Short task: Can you quote the records below in full, word for word?
##### Input rows #####
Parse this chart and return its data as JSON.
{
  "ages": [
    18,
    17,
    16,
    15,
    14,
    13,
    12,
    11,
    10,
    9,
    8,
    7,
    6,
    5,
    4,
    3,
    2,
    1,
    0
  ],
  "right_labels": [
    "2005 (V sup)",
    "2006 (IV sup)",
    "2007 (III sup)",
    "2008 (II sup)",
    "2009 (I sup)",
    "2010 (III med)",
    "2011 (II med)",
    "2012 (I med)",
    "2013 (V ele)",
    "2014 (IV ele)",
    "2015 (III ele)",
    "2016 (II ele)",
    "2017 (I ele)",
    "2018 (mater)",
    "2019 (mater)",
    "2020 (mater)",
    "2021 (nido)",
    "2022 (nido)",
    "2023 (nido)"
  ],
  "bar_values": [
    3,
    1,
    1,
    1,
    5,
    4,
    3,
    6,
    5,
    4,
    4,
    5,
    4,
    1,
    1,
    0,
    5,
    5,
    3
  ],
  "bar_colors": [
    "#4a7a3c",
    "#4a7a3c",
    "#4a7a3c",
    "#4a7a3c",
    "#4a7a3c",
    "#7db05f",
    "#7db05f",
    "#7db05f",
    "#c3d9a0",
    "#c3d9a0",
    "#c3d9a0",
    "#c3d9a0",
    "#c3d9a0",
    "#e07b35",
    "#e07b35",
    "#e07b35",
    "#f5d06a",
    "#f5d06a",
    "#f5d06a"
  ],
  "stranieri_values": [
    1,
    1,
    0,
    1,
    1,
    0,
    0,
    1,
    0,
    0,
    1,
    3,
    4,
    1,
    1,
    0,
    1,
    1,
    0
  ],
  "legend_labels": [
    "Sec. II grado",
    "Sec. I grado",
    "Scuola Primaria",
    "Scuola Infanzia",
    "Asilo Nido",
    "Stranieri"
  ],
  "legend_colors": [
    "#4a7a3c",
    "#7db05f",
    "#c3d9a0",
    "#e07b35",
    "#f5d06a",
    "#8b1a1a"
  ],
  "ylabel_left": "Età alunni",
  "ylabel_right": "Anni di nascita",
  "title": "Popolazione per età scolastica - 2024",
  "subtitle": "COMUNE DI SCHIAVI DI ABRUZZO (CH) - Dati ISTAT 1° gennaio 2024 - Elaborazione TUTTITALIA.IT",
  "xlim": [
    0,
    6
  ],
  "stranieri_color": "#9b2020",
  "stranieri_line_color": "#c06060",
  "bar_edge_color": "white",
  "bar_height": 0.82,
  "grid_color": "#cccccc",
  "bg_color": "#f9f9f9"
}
#####
Written reply:
Parse this chart and return its data as JSON.
{
  "ages": [
    18,
    17,
    16,
    15,
    14,
    13,
    12,
    11,
    10,
    9,
    8,
    7,
    6,
    5,
    4,
    3,
    2,
    1,
    0
  ],
  "right_labels": [
    "2005 (V sup)",
    "2006 (IV sup)",
    "2007 (III sup)",
    "2008 (II sup)",
    "2009 (I sup)",
    "2010 (III med)",
    "2011 (II med)",
    "2012 (I med)",
    "2013 (V ele)",
    "2014 (IV ele)",
    "2015 (III ele)",
    "2016 (II ele)",
    "2017 (I ele)",
    "2018 (mater)",
    "2019 (mater)",
    "2020 (mater)",
    "2021 (nido)",
    "2022 (nido)",
    "2023 (nido)"
  ],
  "bar_values": [
    3,
    1,
    1,
    1,
    5,
    4,
    3,
    6,
    5,
    4,
    4,
    5,
    4,
    1,
    1,
    0,
    5,
    5,
    3
  ],
  "bar_colors": [
    "#4a7a3c",
    "#4a7a3c",
    "#4a7a3c",
    "#4a7a3c",
    "#4a7a3c",
    "#7db05f",
    "#7db05f",
    "#7db05f",
    "#c3d9a0",
    "#c3d9a0",
    "#c3d9a0",
    "#c3d9a0",
    "#c3d9a0",
    "#e07b35",
    "#e07b35",
    "#e07b35",
    "#f5d06a",
    "#f5d06a",
    "#f5d06a"
  ],
  "stranieri_values": [
    1,
    1,
    0,
    1,
    1,
    0,
    0,
    1,
    0,
    0,
    1,
    3,
    4,
    1,
    1,
    0,
    1,
    1,
    0
  ],
  "legend_labels": [
    "Sec. II grado",
    "Sec. I grado",
    "Scuola Primaria",
    "Scuola Infanzia",
    "Asilo Nido",
    "Stranieri"
  ],
  "legend_colors": [
    "#4a7a3c",
    "#7db05f",
    "#c3d9a0",
    "#e07b35",
    "#f5d06a",
    "#8b1a1a"
  ],
  "ylabel_left": "Età alunni",
  "ylabel_right": "Anni di nascita",
  "title": "Popolazione per età scolastica - 2024",
  "subtitle": "COMUNE DI SCHIAVI DI ABRUZZO (CH) - Dati ISTAT 1° gennaio 2024 - Elaborazione TUTTITALIA.IT",
  "xlim": [
    0,
    6
  ],
  "stranieri_color": "#9b2020",
  "stranieri_line_color": "#c06060",
  "bar_edge_color": "white",
  "bar_height": 0.82,
  "grid_color": "#cccccc",
  "bg_color": "#f9f9f9"
}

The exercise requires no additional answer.